[Datos de elementos y regiones]
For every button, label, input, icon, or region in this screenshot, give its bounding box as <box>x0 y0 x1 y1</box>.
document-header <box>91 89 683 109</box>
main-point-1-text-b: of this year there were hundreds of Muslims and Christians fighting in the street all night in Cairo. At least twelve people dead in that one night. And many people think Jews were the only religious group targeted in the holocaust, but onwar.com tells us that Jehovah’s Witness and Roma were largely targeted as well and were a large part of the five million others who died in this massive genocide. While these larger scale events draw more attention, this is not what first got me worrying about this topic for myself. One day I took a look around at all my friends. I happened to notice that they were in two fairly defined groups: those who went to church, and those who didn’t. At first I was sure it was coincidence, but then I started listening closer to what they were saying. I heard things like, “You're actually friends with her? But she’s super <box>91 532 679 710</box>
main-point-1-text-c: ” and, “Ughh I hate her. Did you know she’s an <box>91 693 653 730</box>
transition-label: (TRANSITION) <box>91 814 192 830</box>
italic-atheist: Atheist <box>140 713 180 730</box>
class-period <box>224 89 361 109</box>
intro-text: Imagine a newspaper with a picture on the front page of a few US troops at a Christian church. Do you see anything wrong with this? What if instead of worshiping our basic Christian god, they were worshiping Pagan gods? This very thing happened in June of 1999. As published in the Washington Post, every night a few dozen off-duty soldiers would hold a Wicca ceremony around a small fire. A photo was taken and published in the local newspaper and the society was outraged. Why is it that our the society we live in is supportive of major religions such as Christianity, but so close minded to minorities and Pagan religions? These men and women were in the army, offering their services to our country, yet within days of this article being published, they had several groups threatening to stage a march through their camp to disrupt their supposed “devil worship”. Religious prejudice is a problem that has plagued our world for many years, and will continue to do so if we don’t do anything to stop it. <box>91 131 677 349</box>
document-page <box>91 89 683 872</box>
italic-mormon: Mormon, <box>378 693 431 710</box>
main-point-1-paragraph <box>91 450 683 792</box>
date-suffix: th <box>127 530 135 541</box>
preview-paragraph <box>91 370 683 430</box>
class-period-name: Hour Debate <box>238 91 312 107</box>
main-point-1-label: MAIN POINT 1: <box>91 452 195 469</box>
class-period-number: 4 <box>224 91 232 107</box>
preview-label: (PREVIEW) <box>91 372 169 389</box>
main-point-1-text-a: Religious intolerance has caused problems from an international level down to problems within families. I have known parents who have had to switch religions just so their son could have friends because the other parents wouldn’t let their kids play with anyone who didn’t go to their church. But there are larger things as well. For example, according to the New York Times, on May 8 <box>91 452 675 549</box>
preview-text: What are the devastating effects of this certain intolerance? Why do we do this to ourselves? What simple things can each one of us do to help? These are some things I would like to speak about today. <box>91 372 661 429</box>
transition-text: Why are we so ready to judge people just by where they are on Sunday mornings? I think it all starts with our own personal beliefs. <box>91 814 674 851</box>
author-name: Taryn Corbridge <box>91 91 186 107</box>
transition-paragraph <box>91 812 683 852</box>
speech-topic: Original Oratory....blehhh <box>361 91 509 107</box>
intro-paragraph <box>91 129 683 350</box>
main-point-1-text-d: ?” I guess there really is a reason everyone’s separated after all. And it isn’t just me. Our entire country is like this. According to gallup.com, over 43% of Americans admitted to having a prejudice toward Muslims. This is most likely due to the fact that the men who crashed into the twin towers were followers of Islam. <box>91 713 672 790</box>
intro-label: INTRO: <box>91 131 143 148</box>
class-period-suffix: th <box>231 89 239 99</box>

• Tarea a realizar
Por favor, convierte todas las entradas en una tabla Markdown con las columnas «Número» y «Línea de la entrada», asignando un número a cada línea y omitiendo las que estén en blanco.

• Respuesta al problema
| Número | Línea de la entrada |
|---|---|
| 1 | For every button, label, input, icon, or region in this screenshot, give its bounding box as <box>x0 y0 x1 y1</box>. |
| 2 | document-header <box>91 89 683 109</box> |
| 3 | main-point-1-text-b: of this year there were hundreds of Muslims and Christians fighting in the street all night in Cairo. At least twelve people dead in that one night. And many people think Jews were the only religious group targeted in the holocaust, but onwar.com tells us that Jehovah’s Witness and Roma were largely targeted as well and were a large part of the five million others who died in this massive genocide. While these larger scale events draw more attention, this is not what first got me worrying about this topic for myself. One day I took a look around at all my friends. I happened to notice that they were in two fairly defined groups: those who went to church, and those who didn’t. At first I was sure it was coincidence, but then I started listening closer to what they were saying. I heard things like, “You're actually friends with her? But she’s super <box>91 532 679 710</box> |
| 4 | main-point-1-text-c: ” and, “Ughh I hate her. Did you know she’s an <box>91 693 653 730</box> |
| 5 | transition-label: (TRANSITION) <box>91 814 192 830</box> |
| 6 | italic-atheist: Atheist <box>140 713 180 730</box> |
| 7 | class-period <box>224 89 361 109</box> |
| 8 | intro-text: Imagine a newspaper with a picture on the front page of a few US troops at a Christian church. Do you see anything wrong with this? What if instead of worshiping our basic Christian god, they were worshiping Pagan gods? This very thing happened in June of 1999. As published in the Washington Post, every night a few dozen off-duty soldiers would hold a Wicca ceremony around a small fire. A photo was taken and published in the local newspaper and the society was outraged. Why is it that our the society we live in is supportive of major religions such as Christianity, but so close minded to minorities and Pagan religions? These men and women were in the army, offering their services to our country, yet within days of this article being published, they had several groups threatening to stage a march through their camp to disrupt their supposed “devil worship”. Religious prejudice is a problem that has plagued our world for many years, and will continue to do so if we don’t do anything to stop it. <box>91 131 677 349</box> |
| 9 | document-page <box>91 89 683 872</box> |
| 10 | italic-mormon: Mormon, <box>378 693 431 710</box> |
| 11 | main-point-1-paragraph <box>91 450 683 792</box> |
| 12 | date-suffix: th <box>127 530 135 541</box> |
| 13 | preview-paragraph <box>91 370 683 430</box> |
| 14 | class-period-name: Hour Debate <box>238 91 312 107</box> |
| 15 | main-point-1-label: MAIN POINT 1: <box>91 452 195 469</box> |
| 16 | class-period-number: 4 <box>224 91 232 107</box> |
| 17 | preview-label: (PREVIEW) <box>91 372 169 389</box> |
| 18 | main-point-1-text-a: Religious intolerance has caused problems from an international level down to problems within families. I have known parents who have had to switch religions just so their son could have friends because the other parents wouldn’t let their kids play with anyone who didn’t go to their church. But there are larger things as well. For example, according to the New York Times, on May 8 <box>91 452 675 549</box> |
| 19 | preview-text: What are the devastating effects of this certain intolerance? Why do we do this to ourselves? What simple things can each one of us do to help? These are some things I would like to speak about today. <box>91 372 661 429</box> |
| 20 | transition-text: Why are we so ready to judge people just by where they are on Sunday mornings? I think it all starts with our own personal beliefs. <box>91 814 674 851</box> |
| 21 | author-name: Taryn Corbridge <box>91 91 186 107</box> |
| 22 | transition-paragraph <box>91 812 683 852</box> |
| 23 | speech-topic: Original Oratory....blehhh <box>361 91 509 107</box> |
| 24 | intro-paragraph <box>91 129 683 350</box> |
| 25 | main-point-1-text-d: ?” I guess there really is a reason everyone’s separated after all. And it isn’t just me. Our entire country is like this. According to gallup.com, over 43% of Americans admitted to having a prejudice toward Muslims. This is most likely due to the fact that the men who crashed into the twin towers were followers of Islam. <box>91 713 672 790</box> |
| 26 | intro-label: INTRO: <box>91 131 143 148</box> |
| 27 | class-period-suffix: th <box>231 89 239 99</box> |